> [Task to carry out] Reproduce every line of the records below word for word, leaving out the pictures.

[begin Data records]

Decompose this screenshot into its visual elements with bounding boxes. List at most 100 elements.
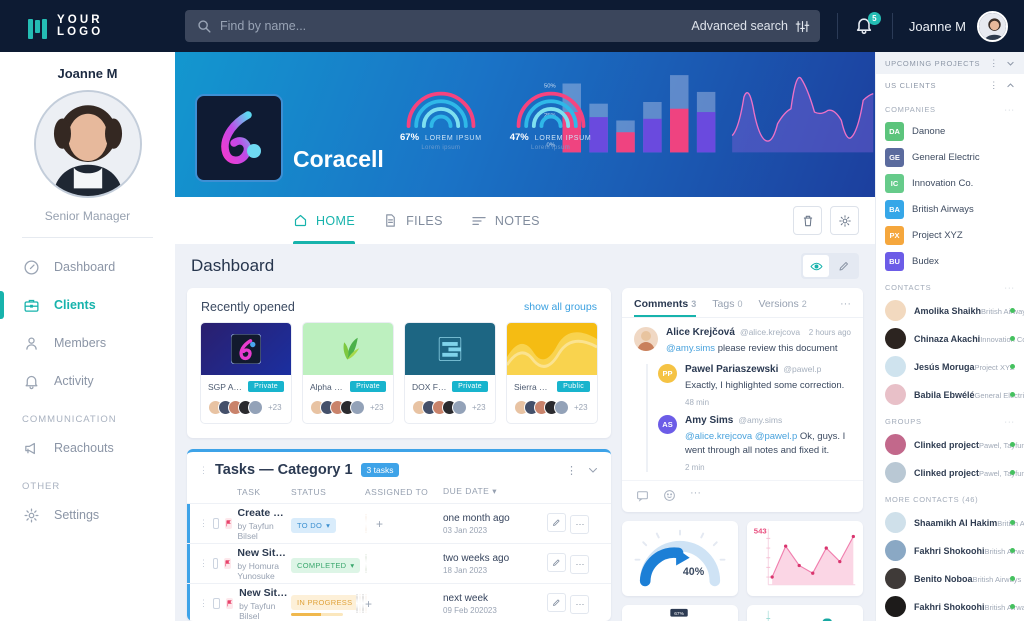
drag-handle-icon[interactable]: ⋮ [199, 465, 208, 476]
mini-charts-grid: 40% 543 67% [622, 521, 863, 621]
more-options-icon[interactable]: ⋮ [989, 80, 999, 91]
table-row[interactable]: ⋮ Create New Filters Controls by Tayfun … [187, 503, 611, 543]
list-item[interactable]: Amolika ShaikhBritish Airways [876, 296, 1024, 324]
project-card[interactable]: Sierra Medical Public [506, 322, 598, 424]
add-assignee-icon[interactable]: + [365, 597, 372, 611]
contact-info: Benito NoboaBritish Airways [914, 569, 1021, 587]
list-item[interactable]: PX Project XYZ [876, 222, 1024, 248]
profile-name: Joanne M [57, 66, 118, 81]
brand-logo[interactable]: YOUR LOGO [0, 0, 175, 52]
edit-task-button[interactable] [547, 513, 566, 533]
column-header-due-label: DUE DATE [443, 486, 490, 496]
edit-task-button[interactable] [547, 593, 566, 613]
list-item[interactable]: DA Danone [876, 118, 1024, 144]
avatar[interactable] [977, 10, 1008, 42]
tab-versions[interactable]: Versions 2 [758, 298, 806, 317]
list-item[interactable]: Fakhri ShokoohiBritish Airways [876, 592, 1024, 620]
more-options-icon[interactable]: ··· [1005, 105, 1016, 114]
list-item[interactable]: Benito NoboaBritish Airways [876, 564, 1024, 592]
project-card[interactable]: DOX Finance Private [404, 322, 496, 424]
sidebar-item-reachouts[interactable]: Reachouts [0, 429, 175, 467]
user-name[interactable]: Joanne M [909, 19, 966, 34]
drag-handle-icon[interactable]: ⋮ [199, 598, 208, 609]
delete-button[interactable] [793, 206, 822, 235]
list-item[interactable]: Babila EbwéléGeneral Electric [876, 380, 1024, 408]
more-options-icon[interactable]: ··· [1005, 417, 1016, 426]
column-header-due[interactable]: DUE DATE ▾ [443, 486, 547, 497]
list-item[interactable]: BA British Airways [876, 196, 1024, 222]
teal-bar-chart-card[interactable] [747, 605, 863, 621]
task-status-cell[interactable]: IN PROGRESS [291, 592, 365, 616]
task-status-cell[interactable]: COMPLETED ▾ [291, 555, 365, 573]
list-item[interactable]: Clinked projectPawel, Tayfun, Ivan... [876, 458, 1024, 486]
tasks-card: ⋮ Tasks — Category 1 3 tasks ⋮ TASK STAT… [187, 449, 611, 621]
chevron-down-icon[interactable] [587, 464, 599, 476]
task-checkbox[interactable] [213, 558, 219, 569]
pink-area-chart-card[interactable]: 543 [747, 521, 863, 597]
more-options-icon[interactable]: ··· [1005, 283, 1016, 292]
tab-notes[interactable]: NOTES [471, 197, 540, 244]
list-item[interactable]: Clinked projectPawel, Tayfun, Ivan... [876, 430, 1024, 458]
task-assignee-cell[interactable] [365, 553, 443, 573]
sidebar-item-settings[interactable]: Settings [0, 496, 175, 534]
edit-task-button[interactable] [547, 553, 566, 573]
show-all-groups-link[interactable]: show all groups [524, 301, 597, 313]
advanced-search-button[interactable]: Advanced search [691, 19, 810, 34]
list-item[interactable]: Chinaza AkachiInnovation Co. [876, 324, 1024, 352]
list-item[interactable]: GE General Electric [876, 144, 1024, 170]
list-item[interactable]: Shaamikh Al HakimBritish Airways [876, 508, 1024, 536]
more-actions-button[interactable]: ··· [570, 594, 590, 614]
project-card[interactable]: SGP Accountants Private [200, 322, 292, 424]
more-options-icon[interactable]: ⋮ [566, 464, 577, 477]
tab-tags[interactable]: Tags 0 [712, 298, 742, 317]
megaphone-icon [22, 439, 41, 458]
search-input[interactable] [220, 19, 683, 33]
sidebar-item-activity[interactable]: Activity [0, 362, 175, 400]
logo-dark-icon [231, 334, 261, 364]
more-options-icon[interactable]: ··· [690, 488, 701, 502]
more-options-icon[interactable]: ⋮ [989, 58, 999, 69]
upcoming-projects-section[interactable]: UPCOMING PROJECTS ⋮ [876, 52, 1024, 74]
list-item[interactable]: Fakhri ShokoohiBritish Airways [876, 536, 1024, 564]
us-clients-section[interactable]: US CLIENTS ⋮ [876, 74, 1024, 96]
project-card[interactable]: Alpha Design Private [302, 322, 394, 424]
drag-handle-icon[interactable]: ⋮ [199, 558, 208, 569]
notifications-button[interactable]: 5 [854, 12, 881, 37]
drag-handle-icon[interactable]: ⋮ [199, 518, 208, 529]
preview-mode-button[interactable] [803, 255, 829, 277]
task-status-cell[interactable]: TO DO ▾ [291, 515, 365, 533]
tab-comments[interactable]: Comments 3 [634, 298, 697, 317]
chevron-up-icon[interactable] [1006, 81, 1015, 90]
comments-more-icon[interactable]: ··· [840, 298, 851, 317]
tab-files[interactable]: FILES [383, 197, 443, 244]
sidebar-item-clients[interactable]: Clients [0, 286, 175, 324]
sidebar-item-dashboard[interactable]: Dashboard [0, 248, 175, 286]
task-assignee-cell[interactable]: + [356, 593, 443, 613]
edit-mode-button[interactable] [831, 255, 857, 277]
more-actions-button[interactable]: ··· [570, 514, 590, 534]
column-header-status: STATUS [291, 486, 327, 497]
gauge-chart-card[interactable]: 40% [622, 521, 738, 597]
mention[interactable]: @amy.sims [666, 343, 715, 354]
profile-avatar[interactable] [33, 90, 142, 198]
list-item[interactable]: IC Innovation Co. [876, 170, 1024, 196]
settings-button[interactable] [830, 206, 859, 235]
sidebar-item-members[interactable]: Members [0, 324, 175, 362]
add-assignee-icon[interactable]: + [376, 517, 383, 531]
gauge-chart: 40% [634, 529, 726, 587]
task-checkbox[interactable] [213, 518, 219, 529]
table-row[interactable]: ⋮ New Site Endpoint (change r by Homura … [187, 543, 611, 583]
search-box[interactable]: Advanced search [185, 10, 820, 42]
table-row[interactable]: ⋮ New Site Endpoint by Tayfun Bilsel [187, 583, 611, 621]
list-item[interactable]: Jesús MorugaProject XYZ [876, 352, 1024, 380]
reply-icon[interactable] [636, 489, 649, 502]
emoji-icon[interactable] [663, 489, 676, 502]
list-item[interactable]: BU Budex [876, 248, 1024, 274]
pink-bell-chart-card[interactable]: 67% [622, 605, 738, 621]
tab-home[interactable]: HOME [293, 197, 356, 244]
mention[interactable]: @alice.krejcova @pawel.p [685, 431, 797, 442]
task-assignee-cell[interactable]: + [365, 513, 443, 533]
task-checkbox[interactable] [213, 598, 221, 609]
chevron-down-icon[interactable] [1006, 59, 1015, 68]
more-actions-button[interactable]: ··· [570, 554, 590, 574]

[end Data records]

> [Finished task]
Decompose this screenshot into its visual elements with bounding boxes. List at most 100 elements.
drag-handle-icon[interactable]: ⋮ [199, 465, 208, 476]
mini-charts-grid: 40% 543 67% [622, 521, 863, 621]
more-options-icon[interactable]: ⋮ [989, 80, 999, 91]
table-row[interactable]: ⋮ Create New Filters Controls by Tayfun … [187, 503, 611, 543]
list-item[interactable]: Amolika ShaikhBritish Airways [876, 296, 1024, 324]
project-card[interactable]: Sierra Medical Public [506, 322, 598, 424]
add-assignee-icon[interactable]: + [365, 597, 372, 611]
contact-info: Benito NoboaBritish Airways [914, 569, 1021, 587]
list-item[interactable]: PX Project XYZ [876, 222, 1024, 248]
profile-name: Joanne M [57, 66, 118, 81]
brand-logo[interactable]: YOUR LOGO [0, 0, 175, 52]
edit-task-button[interactable] [547, 513, 566, 533]
column-header-due-label: DUE DATE [443, 486, 490, 496]
edit-task-button[interactable] [547, 593, 566, 613]
list-item[interactable]: DA Danone [876, 118, 1024, 144]
avatar[interactable] [977, 10, 1008, 42]
tab-versions[interactable]: Versions 2 [758, 298, 806, 317]
list-item[interactable]: Fakhri ShokoohiBritish Airways [876, 592, 1024, 620]
more-options-icon[interactable]: ··· [1005, 105, 1016, 114]
list-item[interactable]: Benito NoboaBritish Airways [876, 564, 1024, 592]
project-card[interactable]: DOX Finance Private [404, 322, 496, 424]
sidebar-item-reachouts[interactable]: Reachouts [0, 429, 175, 467]
user-name[interactable]: Joanne M [909, 19, 966, 34]
drag-handle-icon[interactable]: ⋮ [199, 598, 208, 609]
delete-button[interactable] [793, 206, 822, 235]
list-item[interactable]: Babila EbwéléGeneral Electric [876, 380, 1024, 408]
more-options-icon[interactable]: ··· [1005, 417, 1016, 426]
column-header-due[interactable]: DUE DATE ▾ [443, 486, 547, 497]
list-item[interactable]: BA British Airways [876, 196, 1024, 222]
teal-bar-chart-card[interactable] [747, 605, 863, 621]
task-status-cell[interactable]: IN PROGRESS [291, 592, 365, 616]
task-status-cell[interactable]: COMPLETED ▾ [291, 555, 365, 573]
list-item[interactable]: Clinked projectPawel, Tayfun, Ivan... [876, 458, 1024, 486]
tasks-card: ⋮ Tasks — Category 1 3 tasks ⋮ TASK STAT… [187, 449, 611, 621]
chevron-down-icon[interactable] [587, 464, 599, 476]
task-checkbox[interactable] [213, 558, 219, 569]
pink-area-chart-card[interactable]: 543 [747, 521, 863, 597]
more-options-icon[interactable]: ··· [1005, 283, 1016, 292]
tab-notes[interactable]: NOTES [471, 197, 540, 244]
list-item[interactable]: Clinked projectPawel, Tayfun, Ivan... [876, 430, 1024, 458]
task-assignee-cell[interactable] [365, 553, 443, 573]
sidebar-item-settings[interactable]: Settings [0, 496, 175, 534]
edit-task-button[interactable] [547, 553, 566, 573]
show-all-groups-link[interactable]: show all groups [524, 301, 597, 313]
advanced-search-button[interactable]: Advanced search [691, 19, 810, 34]
list-item[interactable]: Chinaza AkachiInnovation Co. [876, 324, 1024, 352]
list-item[interactable]: GE General Electric [876, 144, 1024, 170]
list-item[interactable]: Shaamikh Al HakimBritish Airways [876, 508, 1024, 536]
more-actions-button[interactable]: ··· [570, 594, 590, 614]
project-card[interactable]: SGP Accountants Private [200, 322, 292, 424]
more-options-icon[interactable]: ⋮ [566, 464, 577, 477]
tab-tags[interactable]: Tags 0 [712, 298, 742, 317]
megaphone-icon [22, 439, 41, 458]
search-input[interactable] [220, 19, 683, 33]
sidebar-item-activity[interactable]: Activity [0, 362, 175, 400]
logo-dark-icon [231, 334, 261, 364]
more-options-icon[interactable]: ··· [690, 488, 701, 502]
more-options-icon[interactable]: ⋮ [989, 58, 999, 69]
upcoming-projects-section[interactable]: UPCOMING PROJECTS ⋮ [876, 52, 1024, 74]
list-item[interactable]: Fakhri ShokoohiBritish Airways [876, 536, 1024, 564]
us-clients-section[interactable]: US CLIENTS ⋮ [876, 74, 1024, 96]
project-card[interactable]: Alpha Design Private [302, 322, 394, 424]
drag-handle-icon[interactable]: ⋮ [199, 558, 208, 569]
notifications-button[interactable]: 5 [854, 12, 881, 37]
drag-handle-icon[interactable]: ⋮ [199, 518, 208, 529]
preview-mode-button[interactable] [803, 255, 829, 277]
task-status-cell[interactable]: TO DO ▾ [291, 515, 365, 533]
tab-comments[interactable]: Comments 3 [634, 298, 697, 317]
chevron-up-icon[interactable] [1006, 81, 1015, 90]
comments-more-icon[interactable]: ··· [840, 298, 851, 317]
tab-files[interactable]: FILES [383, 197, 443, 244]
sidebar-item-clients[interactable]: Clients [0, 286, 175, 324]
sidebar-item-dashboard[interactable]: Dashboard [0, 248, 175, 286]
task-assignee-cell[interactable]: + [356, 593, 443, 613]
edit-mode-button[interactable] [831, 255, 857, 277]
more-actions-button[interactable]: ··· [570, 514, 590, 534]
column-header-status: STATUS [291, 486, 327, 497]
gauge-chart-card[interactable]: 40% [622, 521, 738, 597]
mention[interactable]: @amy.sims [666, 343, 715, 354]
profile-avatar[interactable] [33, 90, 142, 198]
list-item[interactable]: IC Innovation Co. [876, 170, 1024, 196]
settings-button[interactable] [830, 206, 859, 235]
sidebar-item-members[interactable]: Members [0, 324, 175, 362]
add-assignee-icon[interactable]: + [376, 517, 383, 531]
gauge-chart: 40% [634, 529, 726, 587]
task-checkbox[interactable] [213, 518, 219, 529]
table-row[interactable]: ⋮ New Site Endpoint (change r by Homura … [187, 543, 611, 583]
search-box[interactable]: Advanced search [185, 10, 820, 42]
table-row[interactable]: ⋮ New Site Endpoint by Tayfun Bilsel [187, 583, 611, 621]
list-item[interactable]: Jesús MorugaProject XYZ [876, 352, 1024, 380]
reply-icon[interactable] [636, 489, 649, 502]
emoji-icon[interactable] [663, 489, 676, 502]
list-item[interactable]: BU Budex [876, 248, 1024, 274]
pink-bell-chart-card[interactable]: 67% [622, 605, 738, 621]
tab-home[interactable]: HOME [293, 197, 356, 244]
mention[interactable]: @alice.krejcova @pawel.p [685, 431, 797, 442]
task-assignee-cell[interactable]: + [365, 513, 443, 533]
task-checkbox[interactable] [213, 598, 221, 609]
chevron-down-icon[interactable] [1006, 59, 1015, 68]
more-actions-button[interactable]: ··· [570, 554, 590, 574]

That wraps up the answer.